--- DATA FOR THIS TASK ---
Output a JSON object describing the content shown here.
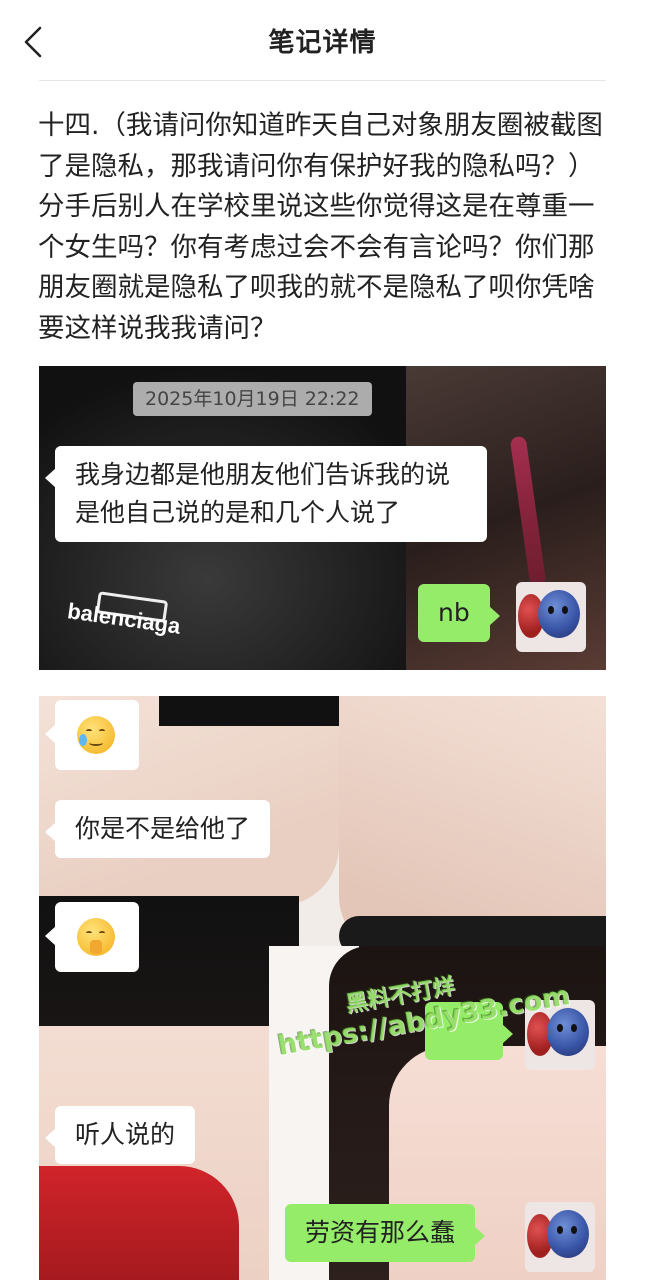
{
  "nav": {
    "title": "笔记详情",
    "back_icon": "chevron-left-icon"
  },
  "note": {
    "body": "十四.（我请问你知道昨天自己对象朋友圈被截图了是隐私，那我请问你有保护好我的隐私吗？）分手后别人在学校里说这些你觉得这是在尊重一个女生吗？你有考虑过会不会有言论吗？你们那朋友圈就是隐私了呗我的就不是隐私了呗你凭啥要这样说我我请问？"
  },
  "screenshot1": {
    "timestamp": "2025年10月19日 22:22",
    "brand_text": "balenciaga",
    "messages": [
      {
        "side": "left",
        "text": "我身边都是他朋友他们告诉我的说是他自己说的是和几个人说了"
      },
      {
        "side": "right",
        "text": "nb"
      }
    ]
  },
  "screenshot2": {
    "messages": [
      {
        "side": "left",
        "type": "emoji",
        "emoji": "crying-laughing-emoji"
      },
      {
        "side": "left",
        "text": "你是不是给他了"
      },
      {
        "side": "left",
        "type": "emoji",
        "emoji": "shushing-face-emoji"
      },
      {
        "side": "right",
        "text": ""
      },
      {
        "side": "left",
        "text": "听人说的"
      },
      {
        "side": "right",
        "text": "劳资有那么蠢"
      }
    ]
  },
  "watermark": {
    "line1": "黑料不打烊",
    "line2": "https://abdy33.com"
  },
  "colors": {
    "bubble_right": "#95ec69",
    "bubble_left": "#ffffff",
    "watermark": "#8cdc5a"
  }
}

* * *

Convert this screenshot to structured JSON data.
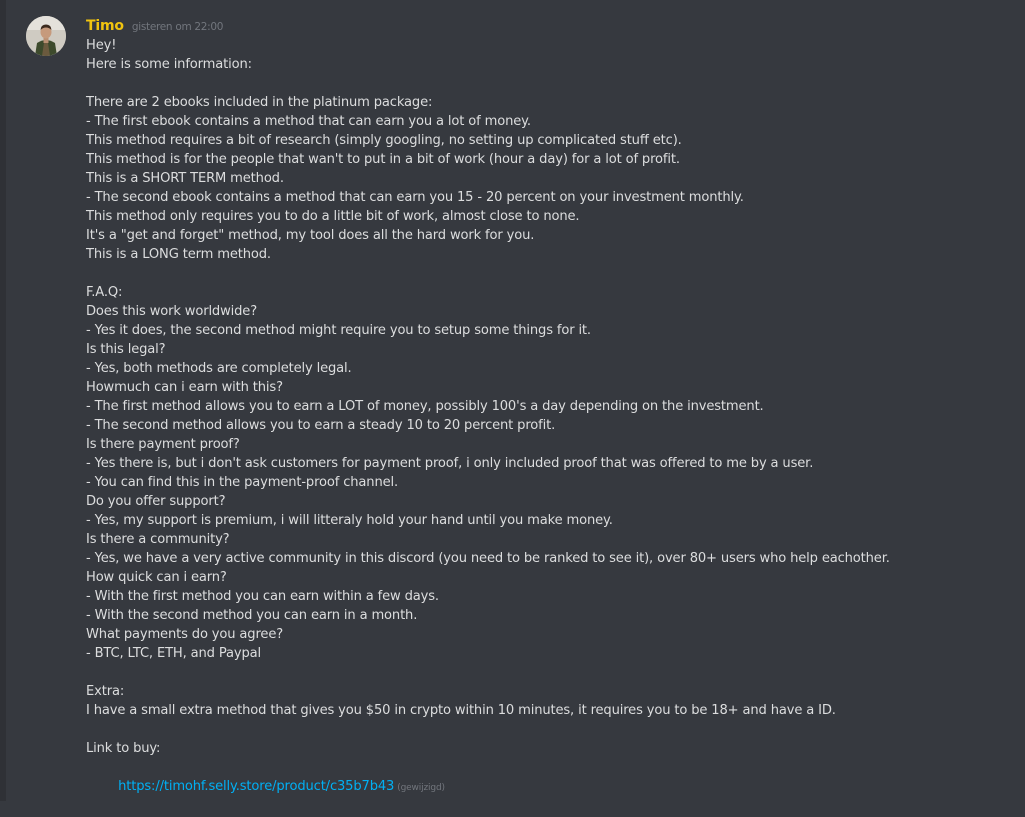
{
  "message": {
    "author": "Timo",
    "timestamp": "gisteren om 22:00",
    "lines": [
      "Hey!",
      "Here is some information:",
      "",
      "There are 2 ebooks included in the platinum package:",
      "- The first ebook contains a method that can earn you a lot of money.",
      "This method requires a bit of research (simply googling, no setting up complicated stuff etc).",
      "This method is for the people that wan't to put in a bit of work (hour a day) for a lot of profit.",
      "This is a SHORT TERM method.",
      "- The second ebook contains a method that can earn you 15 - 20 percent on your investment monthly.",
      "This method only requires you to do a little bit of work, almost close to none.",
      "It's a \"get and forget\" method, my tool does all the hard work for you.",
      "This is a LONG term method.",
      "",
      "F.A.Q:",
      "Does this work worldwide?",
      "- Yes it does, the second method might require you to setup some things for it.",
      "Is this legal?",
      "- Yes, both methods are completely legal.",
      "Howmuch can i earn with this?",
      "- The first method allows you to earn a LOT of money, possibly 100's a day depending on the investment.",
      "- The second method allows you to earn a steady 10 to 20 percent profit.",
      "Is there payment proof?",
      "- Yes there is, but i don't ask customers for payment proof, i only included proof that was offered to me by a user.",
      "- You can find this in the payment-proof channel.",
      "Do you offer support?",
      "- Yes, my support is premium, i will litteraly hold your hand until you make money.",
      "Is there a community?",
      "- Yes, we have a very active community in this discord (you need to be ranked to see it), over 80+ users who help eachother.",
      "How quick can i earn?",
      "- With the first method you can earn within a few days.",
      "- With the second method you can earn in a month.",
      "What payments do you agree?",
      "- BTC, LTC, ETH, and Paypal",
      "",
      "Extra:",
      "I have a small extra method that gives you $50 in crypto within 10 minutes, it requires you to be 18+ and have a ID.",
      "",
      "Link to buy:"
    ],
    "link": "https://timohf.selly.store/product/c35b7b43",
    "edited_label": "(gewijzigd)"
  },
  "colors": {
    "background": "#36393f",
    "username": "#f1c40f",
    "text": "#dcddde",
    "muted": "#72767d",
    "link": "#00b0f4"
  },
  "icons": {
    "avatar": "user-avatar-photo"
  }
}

---

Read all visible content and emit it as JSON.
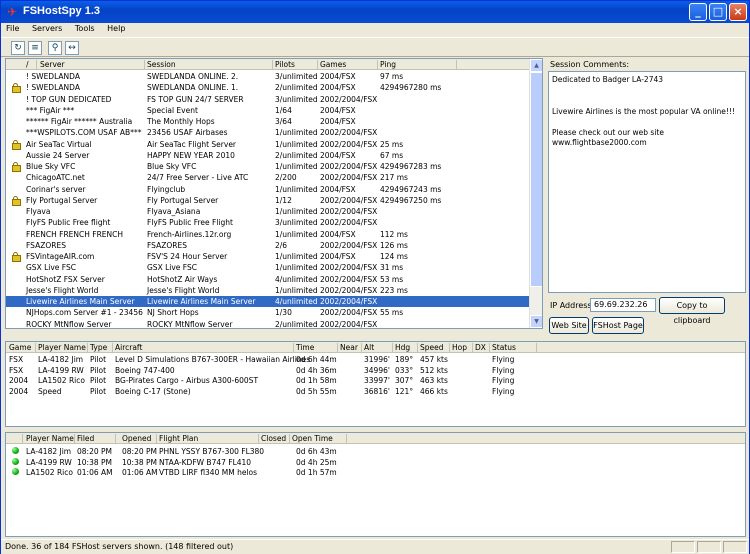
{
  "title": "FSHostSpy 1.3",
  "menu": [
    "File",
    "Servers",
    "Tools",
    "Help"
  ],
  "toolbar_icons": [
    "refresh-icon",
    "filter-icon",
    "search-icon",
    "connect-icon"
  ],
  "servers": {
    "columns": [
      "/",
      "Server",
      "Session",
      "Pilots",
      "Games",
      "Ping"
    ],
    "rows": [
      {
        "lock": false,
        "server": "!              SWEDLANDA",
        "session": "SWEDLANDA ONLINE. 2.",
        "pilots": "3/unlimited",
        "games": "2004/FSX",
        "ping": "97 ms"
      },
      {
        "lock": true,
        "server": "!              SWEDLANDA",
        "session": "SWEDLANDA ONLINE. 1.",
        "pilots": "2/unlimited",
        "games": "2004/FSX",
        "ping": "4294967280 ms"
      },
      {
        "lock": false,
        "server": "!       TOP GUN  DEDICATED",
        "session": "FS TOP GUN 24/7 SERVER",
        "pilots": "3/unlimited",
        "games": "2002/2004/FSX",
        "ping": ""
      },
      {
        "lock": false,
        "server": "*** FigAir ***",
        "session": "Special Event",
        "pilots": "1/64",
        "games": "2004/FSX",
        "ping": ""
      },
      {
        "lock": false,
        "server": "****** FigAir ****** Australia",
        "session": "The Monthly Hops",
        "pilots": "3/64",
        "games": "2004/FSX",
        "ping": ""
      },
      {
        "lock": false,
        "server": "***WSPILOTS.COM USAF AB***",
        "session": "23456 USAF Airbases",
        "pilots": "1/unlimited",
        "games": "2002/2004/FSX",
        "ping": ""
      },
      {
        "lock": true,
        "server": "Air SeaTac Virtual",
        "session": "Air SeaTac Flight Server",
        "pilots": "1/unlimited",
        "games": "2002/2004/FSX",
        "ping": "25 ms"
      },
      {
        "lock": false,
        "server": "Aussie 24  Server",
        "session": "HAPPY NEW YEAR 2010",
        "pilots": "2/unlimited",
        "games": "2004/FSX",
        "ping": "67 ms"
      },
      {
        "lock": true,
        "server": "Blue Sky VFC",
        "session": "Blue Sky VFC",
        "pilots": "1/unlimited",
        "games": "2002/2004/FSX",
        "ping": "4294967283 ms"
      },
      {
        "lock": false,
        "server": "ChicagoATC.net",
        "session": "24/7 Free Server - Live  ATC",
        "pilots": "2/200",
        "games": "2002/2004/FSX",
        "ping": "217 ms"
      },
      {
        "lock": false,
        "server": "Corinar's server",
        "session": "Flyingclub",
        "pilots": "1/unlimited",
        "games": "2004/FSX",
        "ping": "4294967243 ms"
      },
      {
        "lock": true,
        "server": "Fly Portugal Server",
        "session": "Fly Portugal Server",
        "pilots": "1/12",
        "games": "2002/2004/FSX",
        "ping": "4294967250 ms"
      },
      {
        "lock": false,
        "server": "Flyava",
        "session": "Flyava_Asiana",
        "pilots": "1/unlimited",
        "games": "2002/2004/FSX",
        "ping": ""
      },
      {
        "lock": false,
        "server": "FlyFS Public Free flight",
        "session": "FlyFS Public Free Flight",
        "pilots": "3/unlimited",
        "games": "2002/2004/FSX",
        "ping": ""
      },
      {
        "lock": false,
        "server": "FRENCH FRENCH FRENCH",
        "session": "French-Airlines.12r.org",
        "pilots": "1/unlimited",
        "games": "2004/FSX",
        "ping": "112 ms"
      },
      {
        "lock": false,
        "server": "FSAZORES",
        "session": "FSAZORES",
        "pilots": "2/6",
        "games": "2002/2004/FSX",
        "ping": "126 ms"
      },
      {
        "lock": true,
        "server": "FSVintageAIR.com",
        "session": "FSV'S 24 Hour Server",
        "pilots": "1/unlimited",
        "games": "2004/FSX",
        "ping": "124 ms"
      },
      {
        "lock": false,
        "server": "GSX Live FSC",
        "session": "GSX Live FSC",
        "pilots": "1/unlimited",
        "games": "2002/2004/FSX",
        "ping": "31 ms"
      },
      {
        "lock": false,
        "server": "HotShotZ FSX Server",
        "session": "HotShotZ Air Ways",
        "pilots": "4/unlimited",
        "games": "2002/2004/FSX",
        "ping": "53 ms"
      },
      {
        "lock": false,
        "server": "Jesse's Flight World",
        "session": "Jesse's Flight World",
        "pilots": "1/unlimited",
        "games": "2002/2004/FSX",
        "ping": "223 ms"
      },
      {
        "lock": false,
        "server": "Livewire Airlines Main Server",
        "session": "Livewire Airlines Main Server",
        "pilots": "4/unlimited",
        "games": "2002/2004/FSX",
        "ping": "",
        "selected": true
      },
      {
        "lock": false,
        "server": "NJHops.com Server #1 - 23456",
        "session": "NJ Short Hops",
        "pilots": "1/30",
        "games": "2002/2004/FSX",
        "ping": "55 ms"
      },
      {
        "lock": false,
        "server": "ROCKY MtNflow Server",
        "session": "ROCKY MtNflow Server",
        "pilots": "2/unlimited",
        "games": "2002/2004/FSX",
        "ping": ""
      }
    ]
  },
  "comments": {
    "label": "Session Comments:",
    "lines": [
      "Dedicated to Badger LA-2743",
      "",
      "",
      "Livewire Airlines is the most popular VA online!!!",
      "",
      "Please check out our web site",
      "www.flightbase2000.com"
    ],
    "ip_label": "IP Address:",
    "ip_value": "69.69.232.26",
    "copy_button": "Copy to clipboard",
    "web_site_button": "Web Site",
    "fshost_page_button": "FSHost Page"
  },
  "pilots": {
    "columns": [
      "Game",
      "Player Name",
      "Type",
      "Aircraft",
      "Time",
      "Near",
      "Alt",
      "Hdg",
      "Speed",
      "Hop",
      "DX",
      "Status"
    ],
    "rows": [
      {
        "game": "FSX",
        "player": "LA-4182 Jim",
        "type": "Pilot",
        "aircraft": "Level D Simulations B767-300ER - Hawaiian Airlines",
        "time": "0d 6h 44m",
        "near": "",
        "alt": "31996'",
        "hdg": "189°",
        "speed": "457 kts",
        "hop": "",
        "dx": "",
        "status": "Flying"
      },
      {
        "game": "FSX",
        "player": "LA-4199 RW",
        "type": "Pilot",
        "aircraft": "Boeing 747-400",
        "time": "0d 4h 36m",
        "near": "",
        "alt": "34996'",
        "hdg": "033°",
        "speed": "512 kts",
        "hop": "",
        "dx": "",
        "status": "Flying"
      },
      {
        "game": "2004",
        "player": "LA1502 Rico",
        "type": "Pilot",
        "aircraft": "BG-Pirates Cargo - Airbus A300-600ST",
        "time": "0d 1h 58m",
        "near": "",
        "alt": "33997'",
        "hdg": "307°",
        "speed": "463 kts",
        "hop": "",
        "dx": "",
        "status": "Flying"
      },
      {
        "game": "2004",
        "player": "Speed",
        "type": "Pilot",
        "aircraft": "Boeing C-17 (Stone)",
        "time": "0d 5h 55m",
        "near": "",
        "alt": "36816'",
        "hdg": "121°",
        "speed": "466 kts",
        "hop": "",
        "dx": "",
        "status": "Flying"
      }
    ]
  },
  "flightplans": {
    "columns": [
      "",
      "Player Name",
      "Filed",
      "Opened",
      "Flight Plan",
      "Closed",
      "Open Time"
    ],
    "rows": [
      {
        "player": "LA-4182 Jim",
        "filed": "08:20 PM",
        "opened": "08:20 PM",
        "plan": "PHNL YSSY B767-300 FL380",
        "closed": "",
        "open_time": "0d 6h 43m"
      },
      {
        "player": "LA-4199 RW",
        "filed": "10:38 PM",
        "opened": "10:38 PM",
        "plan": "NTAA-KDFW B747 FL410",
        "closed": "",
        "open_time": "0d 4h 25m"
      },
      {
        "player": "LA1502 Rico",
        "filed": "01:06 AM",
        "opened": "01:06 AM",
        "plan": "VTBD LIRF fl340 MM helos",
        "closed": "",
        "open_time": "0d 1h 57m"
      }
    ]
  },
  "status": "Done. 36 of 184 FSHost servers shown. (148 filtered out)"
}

--- TASK PROMPT ---
Pull out each line of the entries that contains "percent".

--- SOLUTION FOR THIS EXERCISE ---
      "- The second ebook contains a method that can earn you 15 - 20 percent on your investment monthly.",
      "- The second method allows you to earn a steady 10 to 20 percent profit.",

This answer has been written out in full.